## What to work on
The entries below need to be written out exactly, with no pictures included.

## Listing

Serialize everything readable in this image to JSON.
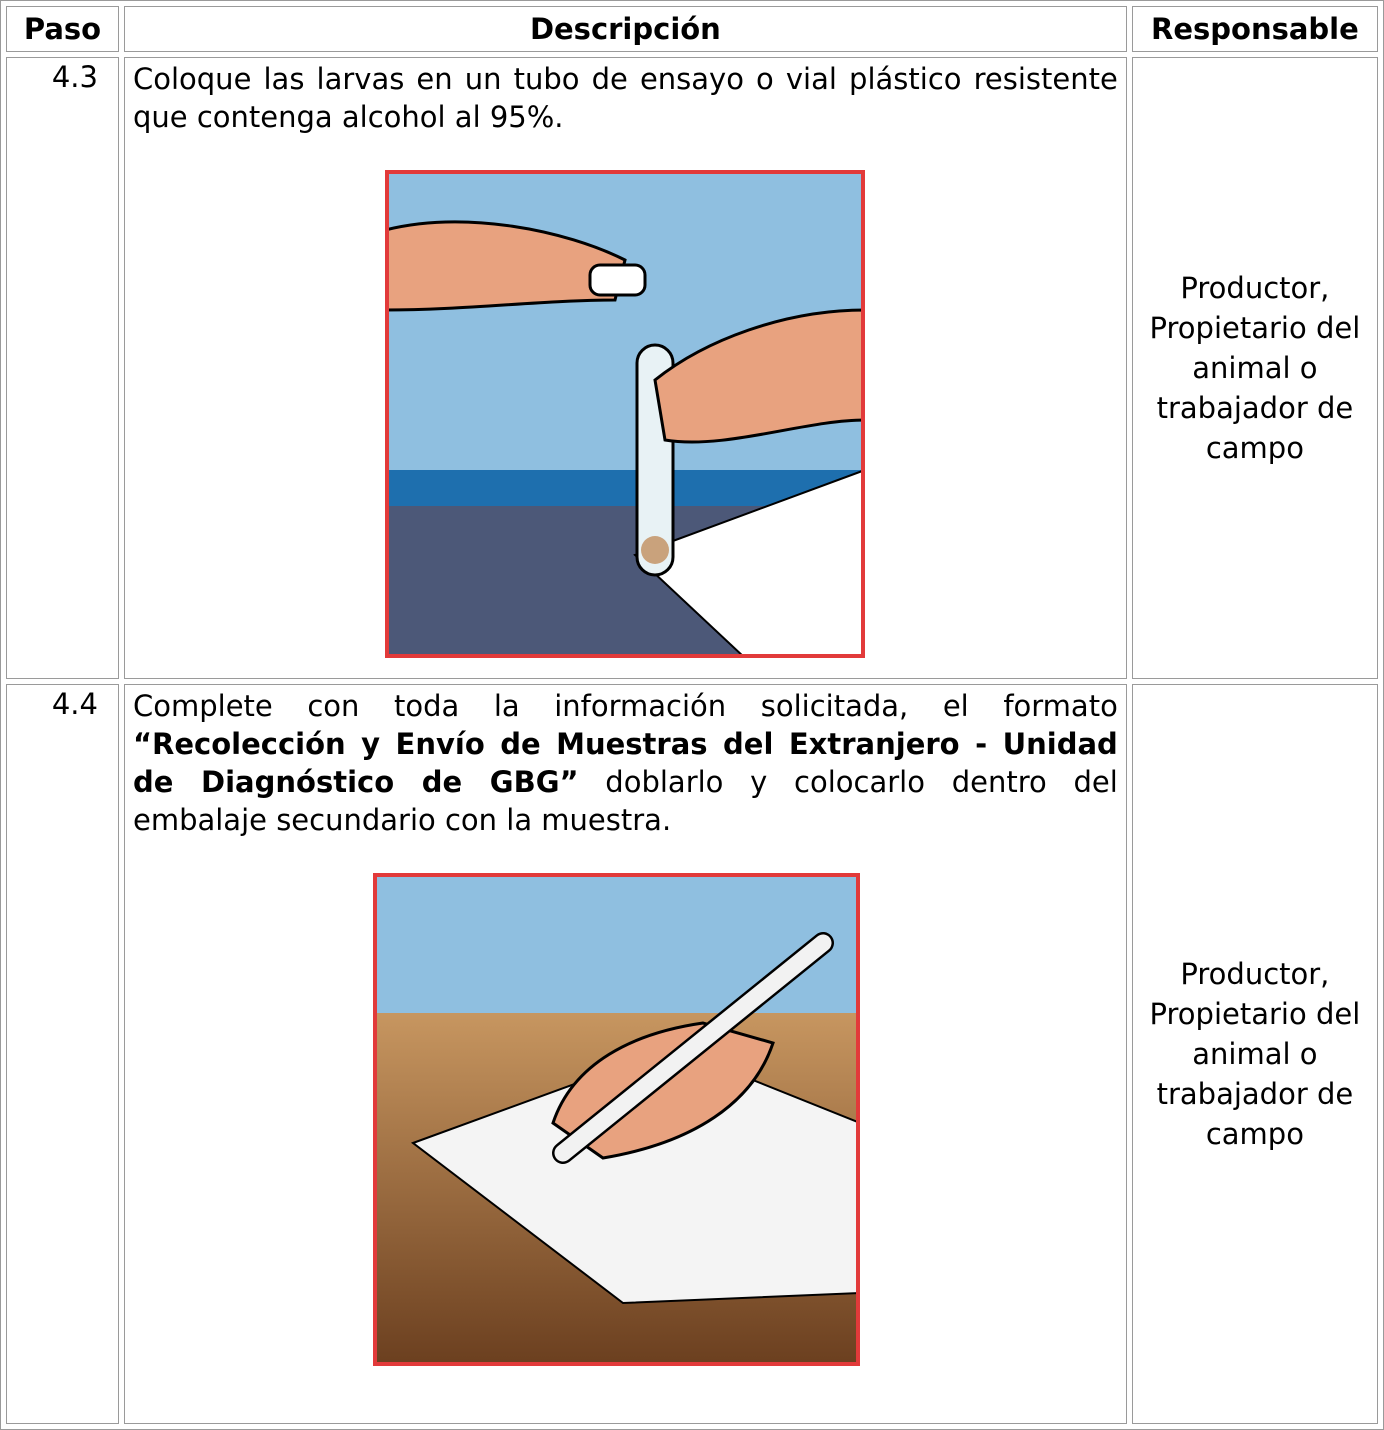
{
  "table": {
    "header": [
      "Paso",
      "Descripción",
      "Responsable"
    ],
    "rows": [
      {
        "step": "4.3",
        "description": [
          "Coloque las larvas en un tubo de ensayo o vial plástico resistente que contenga alcohol al 95%."
        ],
        "responsible": "Productor, Propietario del animal o trabajador de campo"
      },
      {
        "step": "4.4",
        "description": [
          "Complete con toda la información solicitada, el formato ",
          "“Recolección y Envío de Muestras del Extranjero - Unidad de Diagnóstico de GBG”",
          " doblarlo y colocarlo dentro del embalaje secundario con la muestra."
        ],
        "responsible": "Productor, Propietario del animal o trabajador de campo"
      }
    ]
  }
}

## Correct output
Serialize everything readable in this image to JSON.
{
  "table": {
    "header": [
      "Paso",
      "Descripción",
      "Responsable"
    ],
    "rows": [
      {
        "step": "4.3",
        "description": [
          "Coloque las larvas en un tubo de ensayo o vial plástico resistente que contenga alcohol al 95%."
        ],
        "responsible": "Productor, Propietario del animal o trabajador de campo"
      },
      {
        "step": "4.4",
        "description": [
          "Complete con toda la información solicitada, el formato ",
          "“Recolección y Envío de Muestras del Extranjero - Unidad de Diagnóstico de GBG”",
          " doblarlo y colocarlo dentro del embalaje secundario con la muestra."
        ],
        "responsible": "Productor, Propietario del animal o trabajador de campo"
      }
    ]
  }
}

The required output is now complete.